━━ Given data

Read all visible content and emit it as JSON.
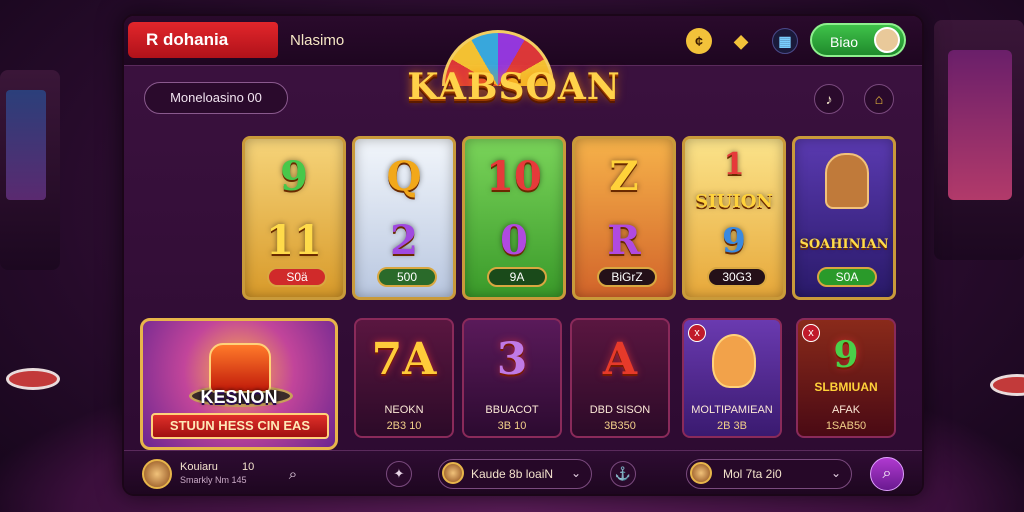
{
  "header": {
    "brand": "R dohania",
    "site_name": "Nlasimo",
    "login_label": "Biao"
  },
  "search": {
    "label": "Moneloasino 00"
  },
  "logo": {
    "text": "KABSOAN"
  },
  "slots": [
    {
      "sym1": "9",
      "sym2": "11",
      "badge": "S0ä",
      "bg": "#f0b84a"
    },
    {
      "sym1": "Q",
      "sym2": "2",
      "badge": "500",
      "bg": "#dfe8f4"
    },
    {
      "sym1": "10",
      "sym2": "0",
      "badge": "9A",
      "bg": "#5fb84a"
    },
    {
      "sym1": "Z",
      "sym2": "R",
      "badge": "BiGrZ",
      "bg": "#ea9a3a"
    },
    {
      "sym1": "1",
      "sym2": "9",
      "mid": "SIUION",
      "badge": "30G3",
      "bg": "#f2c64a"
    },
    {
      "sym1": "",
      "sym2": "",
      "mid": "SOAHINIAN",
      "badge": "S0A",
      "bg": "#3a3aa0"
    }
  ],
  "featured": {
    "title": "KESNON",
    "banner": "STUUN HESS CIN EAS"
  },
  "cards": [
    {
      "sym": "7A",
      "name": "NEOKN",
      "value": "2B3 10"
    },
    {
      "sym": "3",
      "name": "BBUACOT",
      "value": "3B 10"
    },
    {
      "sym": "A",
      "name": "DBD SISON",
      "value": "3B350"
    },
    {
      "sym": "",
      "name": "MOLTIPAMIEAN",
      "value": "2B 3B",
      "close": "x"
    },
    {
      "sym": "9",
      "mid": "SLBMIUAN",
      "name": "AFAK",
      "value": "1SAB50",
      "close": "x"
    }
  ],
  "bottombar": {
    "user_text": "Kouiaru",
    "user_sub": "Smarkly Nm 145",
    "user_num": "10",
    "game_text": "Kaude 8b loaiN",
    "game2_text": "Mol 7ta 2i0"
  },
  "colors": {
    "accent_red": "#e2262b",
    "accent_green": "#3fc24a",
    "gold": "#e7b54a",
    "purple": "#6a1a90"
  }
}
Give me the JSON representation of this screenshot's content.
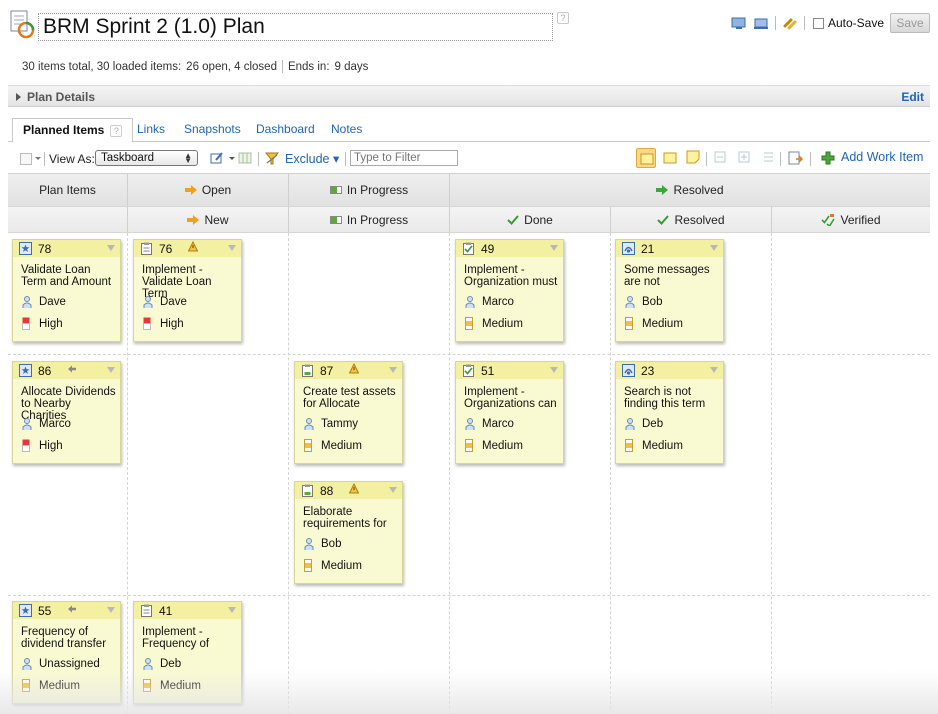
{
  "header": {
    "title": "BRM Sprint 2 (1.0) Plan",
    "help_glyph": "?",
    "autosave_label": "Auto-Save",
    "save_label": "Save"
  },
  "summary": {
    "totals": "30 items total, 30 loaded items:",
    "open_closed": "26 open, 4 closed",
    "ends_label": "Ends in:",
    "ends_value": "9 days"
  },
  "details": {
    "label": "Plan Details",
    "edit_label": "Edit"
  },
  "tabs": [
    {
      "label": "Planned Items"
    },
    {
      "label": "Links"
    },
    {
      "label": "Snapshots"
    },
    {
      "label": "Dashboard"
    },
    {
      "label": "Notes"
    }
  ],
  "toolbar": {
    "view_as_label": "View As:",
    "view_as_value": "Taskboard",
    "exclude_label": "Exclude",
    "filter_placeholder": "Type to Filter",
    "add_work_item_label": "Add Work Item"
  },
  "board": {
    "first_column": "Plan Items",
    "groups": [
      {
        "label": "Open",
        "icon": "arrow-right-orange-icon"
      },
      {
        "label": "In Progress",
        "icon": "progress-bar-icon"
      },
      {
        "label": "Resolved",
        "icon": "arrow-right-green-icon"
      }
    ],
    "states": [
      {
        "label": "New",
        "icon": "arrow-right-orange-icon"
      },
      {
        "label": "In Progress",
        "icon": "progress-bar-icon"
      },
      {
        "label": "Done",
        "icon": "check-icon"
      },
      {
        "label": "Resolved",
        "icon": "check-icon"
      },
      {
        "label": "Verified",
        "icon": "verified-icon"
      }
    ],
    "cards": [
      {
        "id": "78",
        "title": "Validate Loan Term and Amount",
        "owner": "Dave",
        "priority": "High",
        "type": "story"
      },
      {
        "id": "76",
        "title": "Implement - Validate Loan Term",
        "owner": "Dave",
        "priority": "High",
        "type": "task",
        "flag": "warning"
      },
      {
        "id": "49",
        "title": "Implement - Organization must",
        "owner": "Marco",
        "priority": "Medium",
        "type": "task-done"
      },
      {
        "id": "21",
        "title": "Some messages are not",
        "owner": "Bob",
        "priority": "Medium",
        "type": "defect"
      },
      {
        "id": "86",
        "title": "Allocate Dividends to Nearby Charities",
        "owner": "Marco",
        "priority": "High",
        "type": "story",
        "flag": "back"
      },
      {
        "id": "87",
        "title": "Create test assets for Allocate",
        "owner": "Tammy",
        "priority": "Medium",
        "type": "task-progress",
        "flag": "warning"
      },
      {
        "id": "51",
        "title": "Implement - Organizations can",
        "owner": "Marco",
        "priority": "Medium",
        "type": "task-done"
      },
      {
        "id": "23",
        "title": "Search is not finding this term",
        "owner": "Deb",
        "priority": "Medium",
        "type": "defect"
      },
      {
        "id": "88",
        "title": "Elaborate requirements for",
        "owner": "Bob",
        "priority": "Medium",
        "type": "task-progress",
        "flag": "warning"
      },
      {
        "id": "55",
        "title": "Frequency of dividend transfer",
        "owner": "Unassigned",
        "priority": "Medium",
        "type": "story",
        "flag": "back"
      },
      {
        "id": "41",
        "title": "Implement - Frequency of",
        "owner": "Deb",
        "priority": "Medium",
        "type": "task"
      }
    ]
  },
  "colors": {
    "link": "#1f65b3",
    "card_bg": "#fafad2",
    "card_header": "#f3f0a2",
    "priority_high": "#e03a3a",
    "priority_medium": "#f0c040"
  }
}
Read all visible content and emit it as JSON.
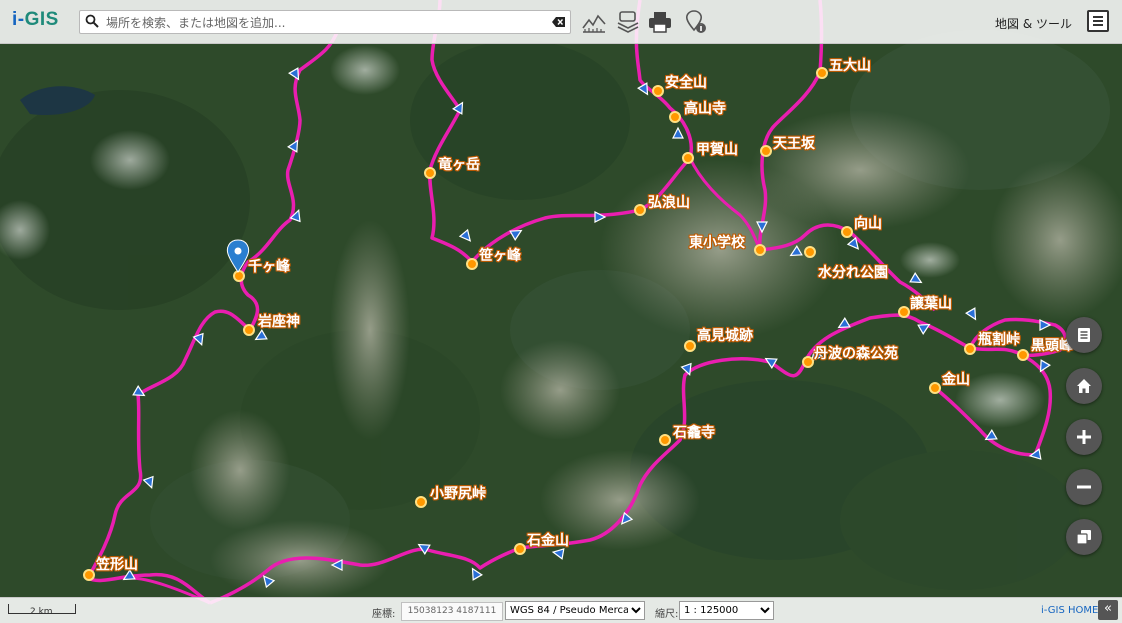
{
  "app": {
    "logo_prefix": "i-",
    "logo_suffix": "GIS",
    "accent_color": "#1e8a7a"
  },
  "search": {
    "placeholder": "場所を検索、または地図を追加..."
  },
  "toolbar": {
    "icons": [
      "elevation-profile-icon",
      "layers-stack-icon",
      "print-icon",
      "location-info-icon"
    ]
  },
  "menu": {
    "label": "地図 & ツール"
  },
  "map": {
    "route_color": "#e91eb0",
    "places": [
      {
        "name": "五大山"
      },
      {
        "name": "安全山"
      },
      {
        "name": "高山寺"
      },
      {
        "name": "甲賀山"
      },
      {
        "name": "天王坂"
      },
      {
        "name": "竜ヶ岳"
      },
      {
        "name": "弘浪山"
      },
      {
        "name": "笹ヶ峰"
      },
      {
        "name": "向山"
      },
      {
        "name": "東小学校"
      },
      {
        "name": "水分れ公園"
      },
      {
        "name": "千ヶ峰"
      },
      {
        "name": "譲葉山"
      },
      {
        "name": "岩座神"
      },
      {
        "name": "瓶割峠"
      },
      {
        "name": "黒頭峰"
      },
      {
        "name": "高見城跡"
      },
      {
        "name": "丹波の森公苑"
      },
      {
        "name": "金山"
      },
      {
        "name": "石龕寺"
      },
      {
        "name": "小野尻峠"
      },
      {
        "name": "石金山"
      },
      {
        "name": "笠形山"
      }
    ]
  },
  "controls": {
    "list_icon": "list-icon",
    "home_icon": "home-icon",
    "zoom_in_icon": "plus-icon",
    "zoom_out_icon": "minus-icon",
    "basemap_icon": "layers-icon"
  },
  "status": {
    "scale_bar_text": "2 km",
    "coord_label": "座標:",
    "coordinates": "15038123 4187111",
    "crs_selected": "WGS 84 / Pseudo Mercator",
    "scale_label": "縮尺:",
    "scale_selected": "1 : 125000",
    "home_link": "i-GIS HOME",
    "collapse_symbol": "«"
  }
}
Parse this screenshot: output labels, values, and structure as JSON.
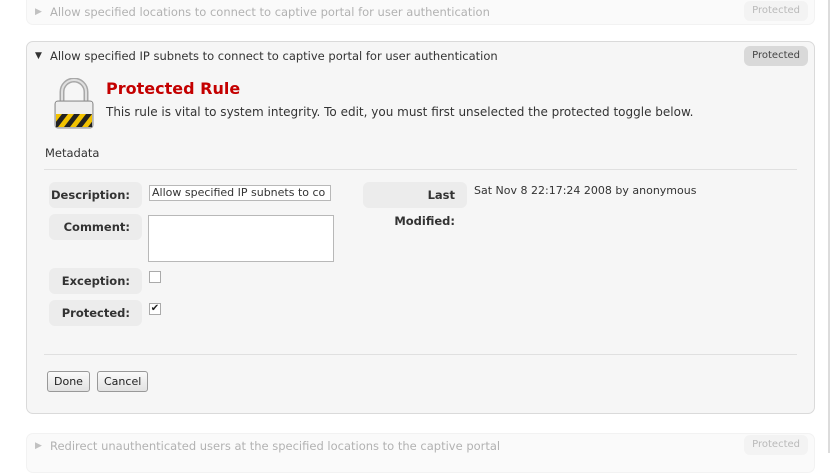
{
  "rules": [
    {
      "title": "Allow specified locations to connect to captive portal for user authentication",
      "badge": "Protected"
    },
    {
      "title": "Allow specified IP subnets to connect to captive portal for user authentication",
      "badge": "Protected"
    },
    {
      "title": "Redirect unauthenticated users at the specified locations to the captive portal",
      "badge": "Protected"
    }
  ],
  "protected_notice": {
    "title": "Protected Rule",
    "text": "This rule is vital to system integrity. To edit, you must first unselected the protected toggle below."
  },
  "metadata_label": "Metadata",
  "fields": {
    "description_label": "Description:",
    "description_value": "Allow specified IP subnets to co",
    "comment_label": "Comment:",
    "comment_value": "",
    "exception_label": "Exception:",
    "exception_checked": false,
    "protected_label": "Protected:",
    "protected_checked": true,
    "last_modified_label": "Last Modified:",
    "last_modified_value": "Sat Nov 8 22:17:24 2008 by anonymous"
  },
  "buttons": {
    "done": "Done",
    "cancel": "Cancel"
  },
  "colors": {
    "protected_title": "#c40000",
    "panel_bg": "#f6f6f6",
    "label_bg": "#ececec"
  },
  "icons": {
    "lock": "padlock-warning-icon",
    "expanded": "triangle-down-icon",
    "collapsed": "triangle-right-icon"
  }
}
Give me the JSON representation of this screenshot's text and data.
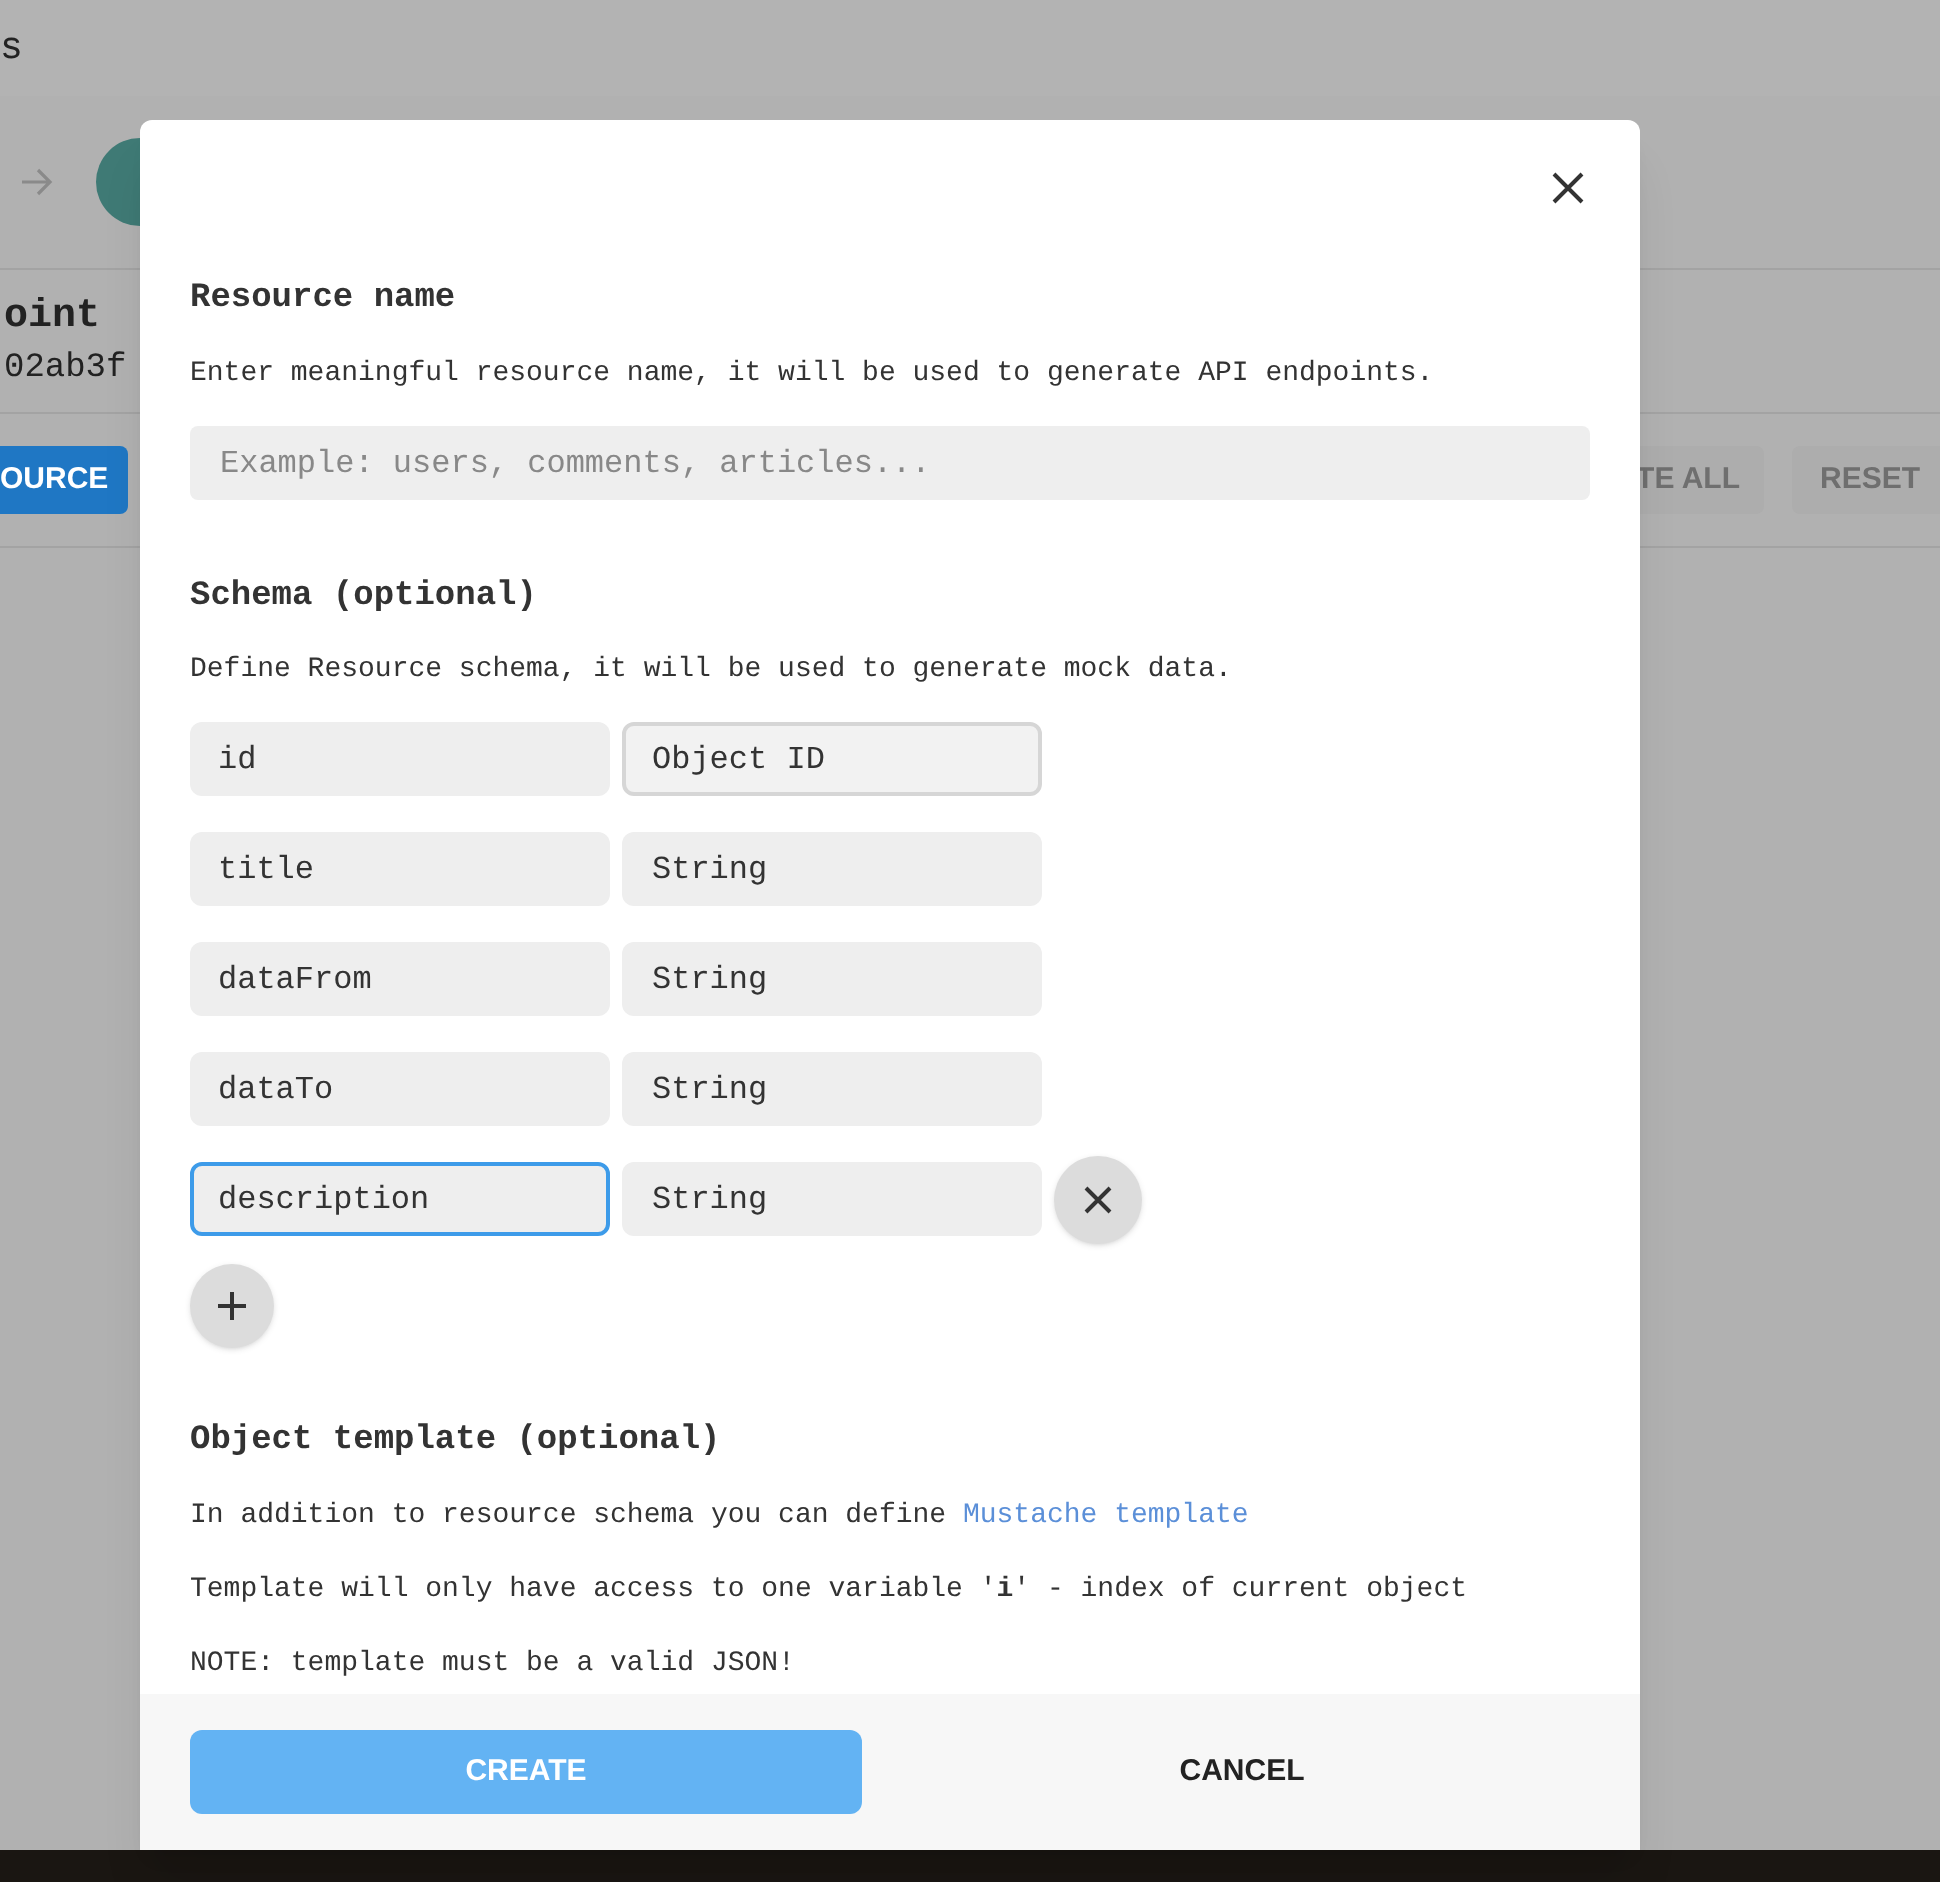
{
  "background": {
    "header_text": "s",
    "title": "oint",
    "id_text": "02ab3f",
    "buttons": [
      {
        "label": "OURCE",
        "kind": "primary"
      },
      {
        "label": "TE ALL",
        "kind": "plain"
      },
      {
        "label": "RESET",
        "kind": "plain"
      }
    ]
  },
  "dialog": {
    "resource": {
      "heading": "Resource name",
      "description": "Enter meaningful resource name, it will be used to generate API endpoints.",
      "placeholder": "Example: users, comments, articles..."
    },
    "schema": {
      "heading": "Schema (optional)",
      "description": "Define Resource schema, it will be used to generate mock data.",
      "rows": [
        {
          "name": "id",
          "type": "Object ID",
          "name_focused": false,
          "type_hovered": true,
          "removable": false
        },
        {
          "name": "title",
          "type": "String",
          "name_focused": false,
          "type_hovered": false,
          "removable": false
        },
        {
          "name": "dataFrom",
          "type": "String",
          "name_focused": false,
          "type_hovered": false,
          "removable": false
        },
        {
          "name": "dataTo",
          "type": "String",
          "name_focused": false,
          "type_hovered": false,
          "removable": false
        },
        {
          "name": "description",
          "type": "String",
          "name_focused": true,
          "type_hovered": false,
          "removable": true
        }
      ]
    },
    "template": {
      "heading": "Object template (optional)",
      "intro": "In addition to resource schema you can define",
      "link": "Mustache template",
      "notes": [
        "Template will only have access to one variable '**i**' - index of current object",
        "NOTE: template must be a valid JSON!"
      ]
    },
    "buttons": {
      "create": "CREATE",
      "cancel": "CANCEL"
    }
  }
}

━━━━

**Short problem:** Without the pictures, retype exactly the lines from the one that holds "Give me the JSON representation of this screenshot's text" to the last line of the data above, both of them included.

**Answer to this exercise:**
Give me the JSON representation of this screenshot's text and data.
{
  "background": {
    "header_text": "s",
    "title": "oint",
    "id_text": "02ab3f",
    "buttons": [
      {
        "label": "OURCE",
        "kind": "primary"
      },
      {
        "label": "TE ALL",
        "kind": "plain"
      },
      {
        "label": "RESET",
        "kind": "plain"
      }
    ]
  },
  "dialog": {
    "resource": {
      "heading": "Resource name",
      "description": "Enter meaningful resource name, it will be used to generate API endpoints.",
      "placeholder": "Example: users, comments, articles..."
    },
    "schema": {
      "heading": "Schema (optional)",
      "description": "Define Resource schema, it will be used to generate mock data.",
      "rows": [
        {
          "name": "id",
          "type": "Object ID",
          "name_focused": false,
          "type_hovered": true,
          "removable": false
        },
        {
          "name": "title",
          "type": "String",
          "name_focused": false,
          "type_hovered": false,
          "removable": false
        },
        {
          "name": "dataFrom",
          "type": "String",
          "name_focused": false,
          "type_hovered": false,
          "removable": false
        },
        {
          "name": "dataTo",
          "type": "String",
          "name_focused": false,
          "type_hovered": false,
          "removable": false
        },
        {
          "name": "description",
          "type": "String",
          "name_focused": true,
          "type_hovered": false,
          "removable": true
        }
      ]
    },
    "template": {
      "heading": "Object template (optional)",
      "intro": "In addition to resource schema you can define",
      "link": "Mustache template",
      "notes": [
        "Template will only have access to one variable '**i**' - index of current object",
        "NOTE: template must be a valid JSON!"
      ]
    },
    "buttons": {
      "create": "CREATE",
      "cancel": "CANCEL"
    }
  }
}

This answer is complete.